#### [WHAT YOU WILL DO]
Extract, from the listing that follows, each line containing the word "ylabel".

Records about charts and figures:
══════
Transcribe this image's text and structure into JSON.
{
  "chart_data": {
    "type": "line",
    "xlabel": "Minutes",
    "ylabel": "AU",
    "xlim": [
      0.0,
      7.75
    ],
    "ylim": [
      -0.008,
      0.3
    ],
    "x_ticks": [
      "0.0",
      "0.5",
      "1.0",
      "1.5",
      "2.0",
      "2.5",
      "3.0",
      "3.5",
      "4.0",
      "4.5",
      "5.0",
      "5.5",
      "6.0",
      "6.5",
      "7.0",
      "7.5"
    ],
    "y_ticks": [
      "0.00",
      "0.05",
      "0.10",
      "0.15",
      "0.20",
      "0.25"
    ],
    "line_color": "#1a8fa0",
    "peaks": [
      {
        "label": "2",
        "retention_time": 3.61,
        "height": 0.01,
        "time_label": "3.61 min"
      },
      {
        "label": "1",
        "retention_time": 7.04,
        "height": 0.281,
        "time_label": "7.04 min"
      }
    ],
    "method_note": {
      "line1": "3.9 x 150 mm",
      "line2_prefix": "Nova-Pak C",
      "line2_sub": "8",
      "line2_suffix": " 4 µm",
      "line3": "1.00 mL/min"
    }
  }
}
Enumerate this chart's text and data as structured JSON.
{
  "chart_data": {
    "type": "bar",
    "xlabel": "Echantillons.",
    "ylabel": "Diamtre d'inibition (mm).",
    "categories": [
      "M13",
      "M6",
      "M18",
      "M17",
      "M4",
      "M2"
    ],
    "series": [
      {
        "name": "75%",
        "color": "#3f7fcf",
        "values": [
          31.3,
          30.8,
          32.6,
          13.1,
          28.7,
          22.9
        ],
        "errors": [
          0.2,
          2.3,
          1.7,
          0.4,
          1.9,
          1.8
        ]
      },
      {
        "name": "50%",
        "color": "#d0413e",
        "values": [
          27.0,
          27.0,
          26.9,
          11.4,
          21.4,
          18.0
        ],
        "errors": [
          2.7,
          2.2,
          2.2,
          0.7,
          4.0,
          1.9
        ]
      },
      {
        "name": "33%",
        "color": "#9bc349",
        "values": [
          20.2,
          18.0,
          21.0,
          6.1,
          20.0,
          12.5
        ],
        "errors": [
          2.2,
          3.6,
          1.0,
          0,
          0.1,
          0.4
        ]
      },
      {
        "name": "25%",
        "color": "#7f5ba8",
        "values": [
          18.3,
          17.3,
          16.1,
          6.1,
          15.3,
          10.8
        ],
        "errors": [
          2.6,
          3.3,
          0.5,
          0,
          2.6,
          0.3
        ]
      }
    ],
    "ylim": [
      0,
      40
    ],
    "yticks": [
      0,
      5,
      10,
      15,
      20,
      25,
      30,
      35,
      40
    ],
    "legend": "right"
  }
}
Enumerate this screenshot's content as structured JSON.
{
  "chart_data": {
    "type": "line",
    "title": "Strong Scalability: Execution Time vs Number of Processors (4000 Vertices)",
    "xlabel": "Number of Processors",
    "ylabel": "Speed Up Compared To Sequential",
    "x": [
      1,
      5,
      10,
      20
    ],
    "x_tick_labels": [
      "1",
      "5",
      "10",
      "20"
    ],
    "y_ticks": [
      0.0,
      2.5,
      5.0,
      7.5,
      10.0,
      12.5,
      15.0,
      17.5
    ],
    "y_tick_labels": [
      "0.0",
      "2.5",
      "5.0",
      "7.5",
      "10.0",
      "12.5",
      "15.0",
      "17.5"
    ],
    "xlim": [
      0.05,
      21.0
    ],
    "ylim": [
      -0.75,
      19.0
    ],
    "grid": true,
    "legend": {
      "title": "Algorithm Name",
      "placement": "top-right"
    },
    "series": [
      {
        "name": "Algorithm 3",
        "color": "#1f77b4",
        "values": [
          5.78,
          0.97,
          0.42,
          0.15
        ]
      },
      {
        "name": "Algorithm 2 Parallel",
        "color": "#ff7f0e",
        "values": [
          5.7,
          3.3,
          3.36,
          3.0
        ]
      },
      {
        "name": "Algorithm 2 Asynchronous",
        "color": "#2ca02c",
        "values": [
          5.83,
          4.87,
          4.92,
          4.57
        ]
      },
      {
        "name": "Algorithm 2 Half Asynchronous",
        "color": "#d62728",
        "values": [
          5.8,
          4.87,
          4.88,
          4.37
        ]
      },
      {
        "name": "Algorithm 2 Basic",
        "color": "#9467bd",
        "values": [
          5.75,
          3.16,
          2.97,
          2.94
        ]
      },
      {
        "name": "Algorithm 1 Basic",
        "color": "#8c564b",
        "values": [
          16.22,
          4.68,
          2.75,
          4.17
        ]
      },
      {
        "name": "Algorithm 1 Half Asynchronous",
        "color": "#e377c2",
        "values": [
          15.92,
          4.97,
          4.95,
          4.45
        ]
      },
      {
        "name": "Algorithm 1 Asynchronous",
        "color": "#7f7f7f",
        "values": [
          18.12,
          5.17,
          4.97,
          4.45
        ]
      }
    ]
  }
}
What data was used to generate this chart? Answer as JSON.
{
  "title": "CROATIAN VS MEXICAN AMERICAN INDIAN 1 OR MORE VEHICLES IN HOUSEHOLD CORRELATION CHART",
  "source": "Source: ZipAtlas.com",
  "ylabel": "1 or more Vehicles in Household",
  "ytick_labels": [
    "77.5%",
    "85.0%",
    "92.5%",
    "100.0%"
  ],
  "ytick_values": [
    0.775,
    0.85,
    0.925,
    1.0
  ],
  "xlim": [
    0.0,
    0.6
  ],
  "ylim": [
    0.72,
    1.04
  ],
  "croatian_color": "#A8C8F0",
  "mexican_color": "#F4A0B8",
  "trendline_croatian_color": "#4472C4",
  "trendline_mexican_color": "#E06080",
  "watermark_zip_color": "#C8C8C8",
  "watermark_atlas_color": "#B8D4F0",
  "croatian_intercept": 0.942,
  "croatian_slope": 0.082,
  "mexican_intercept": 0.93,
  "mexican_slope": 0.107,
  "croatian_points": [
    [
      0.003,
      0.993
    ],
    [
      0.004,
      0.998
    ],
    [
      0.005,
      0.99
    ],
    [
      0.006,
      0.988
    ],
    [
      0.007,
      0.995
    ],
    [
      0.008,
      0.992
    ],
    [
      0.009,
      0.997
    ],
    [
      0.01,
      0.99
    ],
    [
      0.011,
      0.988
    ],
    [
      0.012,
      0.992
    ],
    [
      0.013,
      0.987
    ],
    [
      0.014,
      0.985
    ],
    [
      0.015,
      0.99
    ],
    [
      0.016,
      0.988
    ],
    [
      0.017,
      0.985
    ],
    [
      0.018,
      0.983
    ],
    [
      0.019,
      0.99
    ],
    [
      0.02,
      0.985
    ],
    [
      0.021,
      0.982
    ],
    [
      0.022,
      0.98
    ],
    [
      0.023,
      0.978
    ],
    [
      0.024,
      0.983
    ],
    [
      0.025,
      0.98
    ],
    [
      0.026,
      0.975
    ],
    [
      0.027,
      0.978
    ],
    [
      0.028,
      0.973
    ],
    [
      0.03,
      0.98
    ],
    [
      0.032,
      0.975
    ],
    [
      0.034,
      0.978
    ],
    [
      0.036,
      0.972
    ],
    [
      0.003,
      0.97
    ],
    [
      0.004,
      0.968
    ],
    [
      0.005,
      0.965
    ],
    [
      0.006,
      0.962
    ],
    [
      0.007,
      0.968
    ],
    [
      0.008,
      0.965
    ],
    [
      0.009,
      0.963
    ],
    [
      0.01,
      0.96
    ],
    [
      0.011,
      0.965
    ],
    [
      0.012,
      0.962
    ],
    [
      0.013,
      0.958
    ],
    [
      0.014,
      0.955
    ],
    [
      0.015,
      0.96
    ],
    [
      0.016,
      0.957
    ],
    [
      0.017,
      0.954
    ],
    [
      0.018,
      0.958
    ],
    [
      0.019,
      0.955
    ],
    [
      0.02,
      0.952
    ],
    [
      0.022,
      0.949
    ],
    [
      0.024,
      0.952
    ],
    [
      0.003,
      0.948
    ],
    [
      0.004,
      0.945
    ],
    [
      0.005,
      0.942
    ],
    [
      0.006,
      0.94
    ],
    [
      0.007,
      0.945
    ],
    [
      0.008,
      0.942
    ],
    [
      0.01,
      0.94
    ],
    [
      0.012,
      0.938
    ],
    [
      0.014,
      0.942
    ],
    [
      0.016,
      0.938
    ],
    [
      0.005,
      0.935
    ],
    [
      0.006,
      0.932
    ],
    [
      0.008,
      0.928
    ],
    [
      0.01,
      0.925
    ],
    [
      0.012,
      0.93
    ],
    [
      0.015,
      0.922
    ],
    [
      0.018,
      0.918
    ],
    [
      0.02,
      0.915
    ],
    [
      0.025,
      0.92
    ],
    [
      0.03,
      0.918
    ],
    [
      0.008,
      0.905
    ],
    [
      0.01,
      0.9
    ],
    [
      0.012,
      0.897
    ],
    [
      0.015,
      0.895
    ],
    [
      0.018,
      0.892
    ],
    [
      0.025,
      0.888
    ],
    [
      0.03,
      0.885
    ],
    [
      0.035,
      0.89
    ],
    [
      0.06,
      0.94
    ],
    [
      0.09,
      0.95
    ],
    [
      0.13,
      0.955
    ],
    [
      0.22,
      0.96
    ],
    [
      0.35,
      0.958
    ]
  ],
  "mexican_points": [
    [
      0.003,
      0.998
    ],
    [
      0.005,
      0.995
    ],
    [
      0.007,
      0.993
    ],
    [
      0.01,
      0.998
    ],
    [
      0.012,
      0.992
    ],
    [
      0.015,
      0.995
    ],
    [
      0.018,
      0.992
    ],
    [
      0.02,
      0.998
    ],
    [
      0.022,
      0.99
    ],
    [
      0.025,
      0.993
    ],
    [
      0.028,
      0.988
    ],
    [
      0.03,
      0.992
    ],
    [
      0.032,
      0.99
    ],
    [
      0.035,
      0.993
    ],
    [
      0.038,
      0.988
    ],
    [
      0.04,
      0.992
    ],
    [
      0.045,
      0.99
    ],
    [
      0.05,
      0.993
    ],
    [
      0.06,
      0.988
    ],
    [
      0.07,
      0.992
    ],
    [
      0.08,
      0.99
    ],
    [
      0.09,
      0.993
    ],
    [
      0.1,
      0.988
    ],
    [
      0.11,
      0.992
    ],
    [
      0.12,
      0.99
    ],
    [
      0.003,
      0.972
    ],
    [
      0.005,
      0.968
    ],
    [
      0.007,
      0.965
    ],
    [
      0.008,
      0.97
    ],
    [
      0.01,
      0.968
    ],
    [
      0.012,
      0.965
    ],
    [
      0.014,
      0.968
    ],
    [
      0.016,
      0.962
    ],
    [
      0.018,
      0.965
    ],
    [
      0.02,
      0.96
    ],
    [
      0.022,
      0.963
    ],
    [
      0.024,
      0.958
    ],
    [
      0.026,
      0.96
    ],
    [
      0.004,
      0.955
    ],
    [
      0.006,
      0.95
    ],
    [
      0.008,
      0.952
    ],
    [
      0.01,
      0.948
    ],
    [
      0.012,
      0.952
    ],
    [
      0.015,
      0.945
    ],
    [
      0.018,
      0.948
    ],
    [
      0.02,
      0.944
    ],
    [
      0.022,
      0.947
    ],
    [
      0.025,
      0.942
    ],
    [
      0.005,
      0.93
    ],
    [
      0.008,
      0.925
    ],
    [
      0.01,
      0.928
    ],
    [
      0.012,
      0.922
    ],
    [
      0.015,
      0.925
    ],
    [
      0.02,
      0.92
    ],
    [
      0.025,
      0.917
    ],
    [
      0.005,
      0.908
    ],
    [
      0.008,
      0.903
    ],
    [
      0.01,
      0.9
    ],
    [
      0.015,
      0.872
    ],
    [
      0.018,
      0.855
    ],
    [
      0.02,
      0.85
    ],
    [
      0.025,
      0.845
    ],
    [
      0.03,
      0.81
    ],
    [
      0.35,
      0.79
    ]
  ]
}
══════
#### [RESPONSE BELOW]
    "ylabel": "AU",
    "ylabel": "Diamtre d'inibition (mm).",
    "ylabel": "Speed Up Compared To Sequential",
  "ylabel": "1 or more Vehicles in Household",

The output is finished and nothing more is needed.